Work to be completed>
Filter this data down to the lines that hold "dopravných", and copy them.

Record list>
########################################

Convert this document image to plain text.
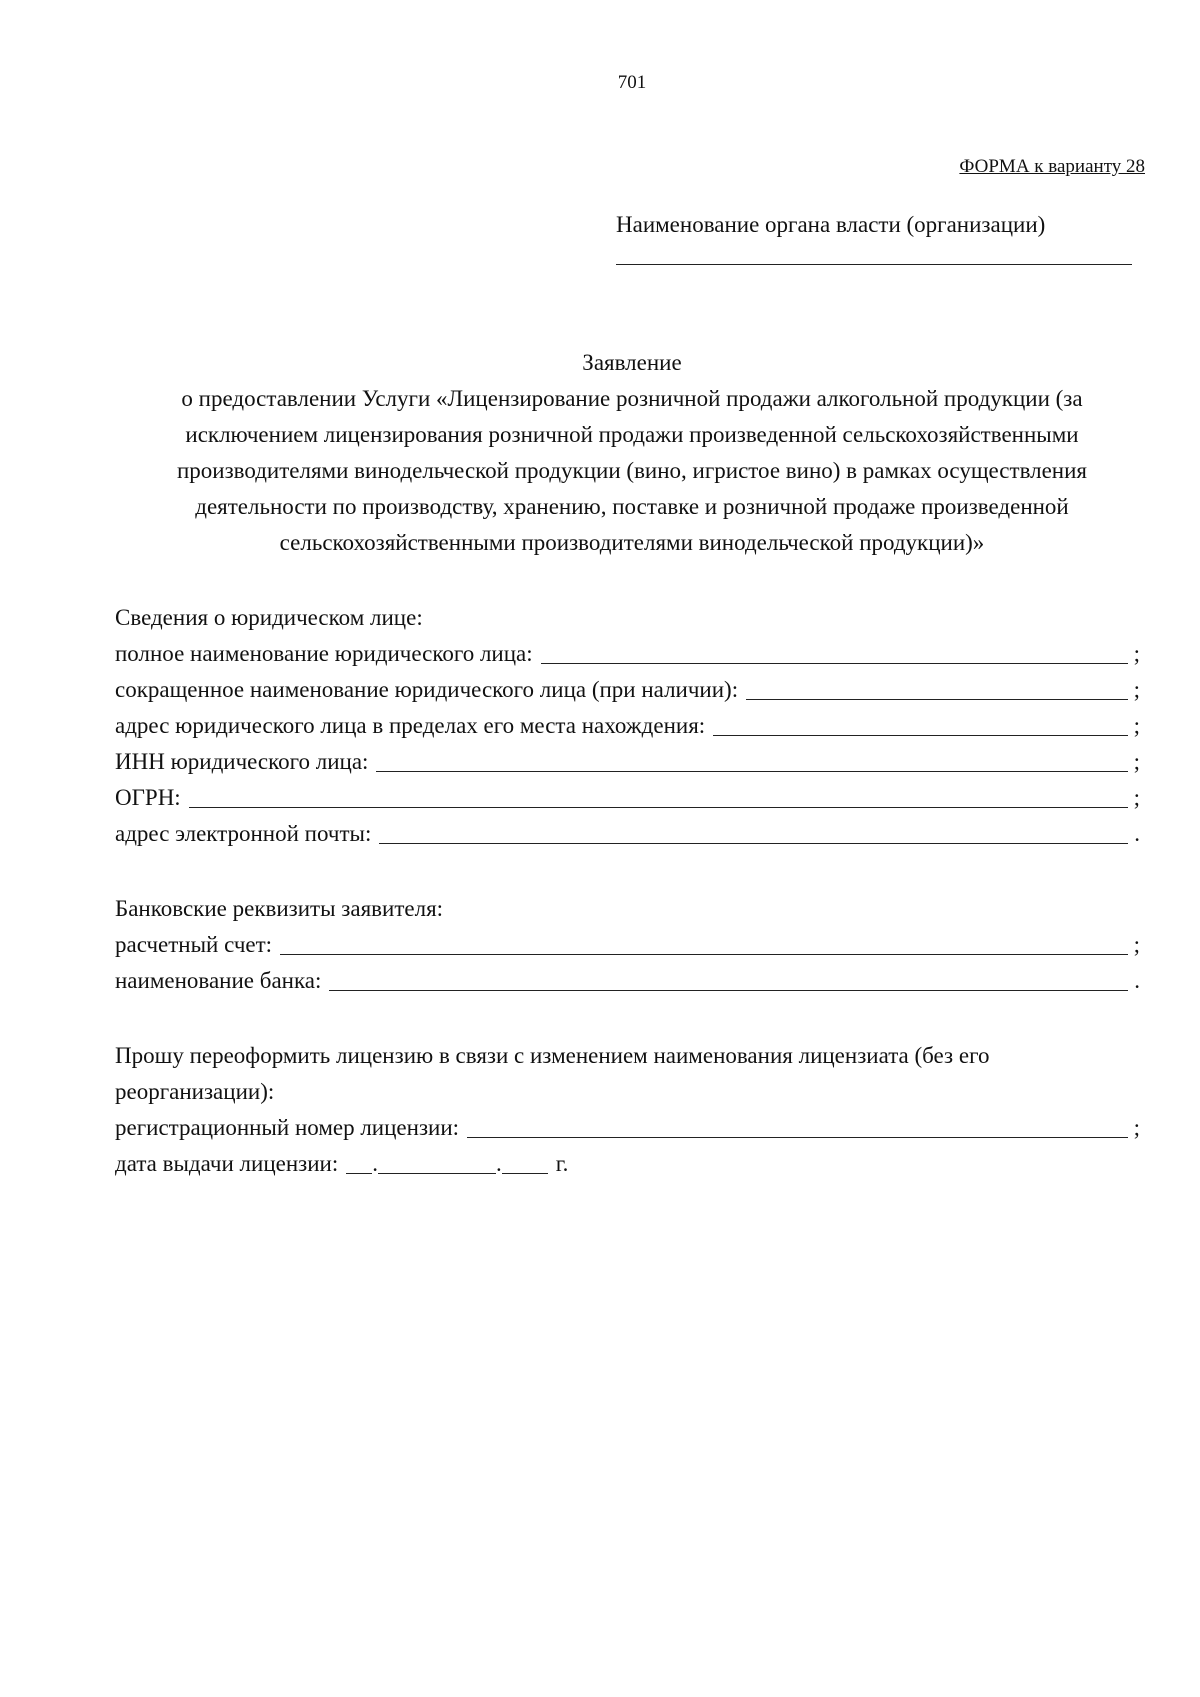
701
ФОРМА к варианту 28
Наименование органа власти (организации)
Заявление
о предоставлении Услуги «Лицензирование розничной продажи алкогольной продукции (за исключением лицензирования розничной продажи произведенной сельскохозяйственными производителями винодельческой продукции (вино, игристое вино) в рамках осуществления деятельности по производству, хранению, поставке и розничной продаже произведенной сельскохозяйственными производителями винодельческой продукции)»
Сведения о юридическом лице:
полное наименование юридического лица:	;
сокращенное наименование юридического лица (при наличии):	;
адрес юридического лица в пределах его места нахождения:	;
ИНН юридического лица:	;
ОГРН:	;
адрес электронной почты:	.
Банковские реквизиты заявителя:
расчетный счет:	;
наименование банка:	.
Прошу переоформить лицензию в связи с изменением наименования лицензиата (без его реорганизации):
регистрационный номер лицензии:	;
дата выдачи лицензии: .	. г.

########################################

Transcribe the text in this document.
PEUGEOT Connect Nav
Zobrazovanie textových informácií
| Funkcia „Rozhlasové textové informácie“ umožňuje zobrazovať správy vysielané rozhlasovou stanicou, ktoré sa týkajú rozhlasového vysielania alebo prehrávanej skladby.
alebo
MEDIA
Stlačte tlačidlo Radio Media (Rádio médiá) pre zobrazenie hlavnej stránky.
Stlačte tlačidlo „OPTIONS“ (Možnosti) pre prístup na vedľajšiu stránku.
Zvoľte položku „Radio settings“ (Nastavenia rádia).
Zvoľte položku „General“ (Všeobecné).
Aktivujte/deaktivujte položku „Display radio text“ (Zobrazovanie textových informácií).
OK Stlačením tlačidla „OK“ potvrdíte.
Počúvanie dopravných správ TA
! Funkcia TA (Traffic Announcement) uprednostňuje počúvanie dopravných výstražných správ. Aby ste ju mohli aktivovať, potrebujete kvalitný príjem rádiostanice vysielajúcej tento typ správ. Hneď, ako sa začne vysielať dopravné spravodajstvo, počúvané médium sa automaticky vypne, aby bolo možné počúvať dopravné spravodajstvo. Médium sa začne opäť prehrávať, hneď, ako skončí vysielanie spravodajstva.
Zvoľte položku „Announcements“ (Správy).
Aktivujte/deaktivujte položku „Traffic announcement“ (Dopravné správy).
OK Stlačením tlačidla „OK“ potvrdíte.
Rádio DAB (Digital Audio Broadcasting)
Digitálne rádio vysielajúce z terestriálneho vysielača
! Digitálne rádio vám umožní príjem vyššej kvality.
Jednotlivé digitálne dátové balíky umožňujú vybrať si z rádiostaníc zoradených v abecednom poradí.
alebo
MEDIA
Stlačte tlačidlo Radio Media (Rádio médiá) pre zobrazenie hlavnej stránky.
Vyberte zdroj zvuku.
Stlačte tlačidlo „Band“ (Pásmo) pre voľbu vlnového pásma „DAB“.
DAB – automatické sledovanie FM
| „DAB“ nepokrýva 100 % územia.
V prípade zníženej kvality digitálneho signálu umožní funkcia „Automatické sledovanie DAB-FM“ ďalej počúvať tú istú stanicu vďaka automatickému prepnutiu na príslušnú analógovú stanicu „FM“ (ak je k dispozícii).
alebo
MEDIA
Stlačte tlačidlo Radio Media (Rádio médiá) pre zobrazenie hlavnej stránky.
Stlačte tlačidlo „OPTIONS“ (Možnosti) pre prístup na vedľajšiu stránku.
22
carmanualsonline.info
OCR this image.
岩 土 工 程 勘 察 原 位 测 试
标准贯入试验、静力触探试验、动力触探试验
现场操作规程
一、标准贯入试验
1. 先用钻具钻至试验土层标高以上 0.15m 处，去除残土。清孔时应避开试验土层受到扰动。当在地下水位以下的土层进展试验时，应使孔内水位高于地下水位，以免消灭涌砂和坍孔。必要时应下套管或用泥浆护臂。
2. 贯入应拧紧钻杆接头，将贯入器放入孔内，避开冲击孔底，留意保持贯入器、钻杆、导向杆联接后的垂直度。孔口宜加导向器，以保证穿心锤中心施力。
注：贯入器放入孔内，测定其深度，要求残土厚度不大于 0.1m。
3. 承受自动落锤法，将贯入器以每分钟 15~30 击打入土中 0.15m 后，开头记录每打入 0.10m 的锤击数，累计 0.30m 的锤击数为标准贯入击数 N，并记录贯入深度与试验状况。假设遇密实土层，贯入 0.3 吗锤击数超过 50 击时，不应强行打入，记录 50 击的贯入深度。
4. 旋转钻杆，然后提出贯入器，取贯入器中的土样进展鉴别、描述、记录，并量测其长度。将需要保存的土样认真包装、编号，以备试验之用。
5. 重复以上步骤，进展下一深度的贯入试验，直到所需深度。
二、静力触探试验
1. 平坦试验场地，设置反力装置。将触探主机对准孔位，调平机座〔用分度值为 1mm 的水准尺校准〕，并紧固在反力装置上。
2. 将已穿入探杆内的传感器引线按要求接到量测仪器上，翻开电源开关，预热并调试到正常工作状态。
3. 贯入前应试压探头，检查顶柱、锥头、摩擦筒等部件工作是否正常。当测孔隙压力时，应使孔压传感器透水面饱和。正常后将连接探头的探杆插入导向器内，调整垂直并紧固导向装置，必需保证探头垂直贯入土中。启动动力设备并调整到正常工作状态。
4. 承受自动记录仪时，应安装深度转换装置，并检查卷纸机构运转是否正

########################################

Response for this exercise>
Počúvanie dopravných správ TA
! Funkcia TA (Traffic Announcement) uprednostňuje počúvanie dopravných výstražných správ. Aby ste ju mohli aktivovať, potrebujete kvalitný príjem rádiostanice vysielajúcej tento typ správ. Hneď, ako sa začne vysielať dopravné spravodajstvo, počúvané médium sa automaticky vypne, aby bolo možné počúvať dopravné spravodajstvo. Médium sa začne opäť prehrávať, hneď, ako skončí vysielanie spravodajstva.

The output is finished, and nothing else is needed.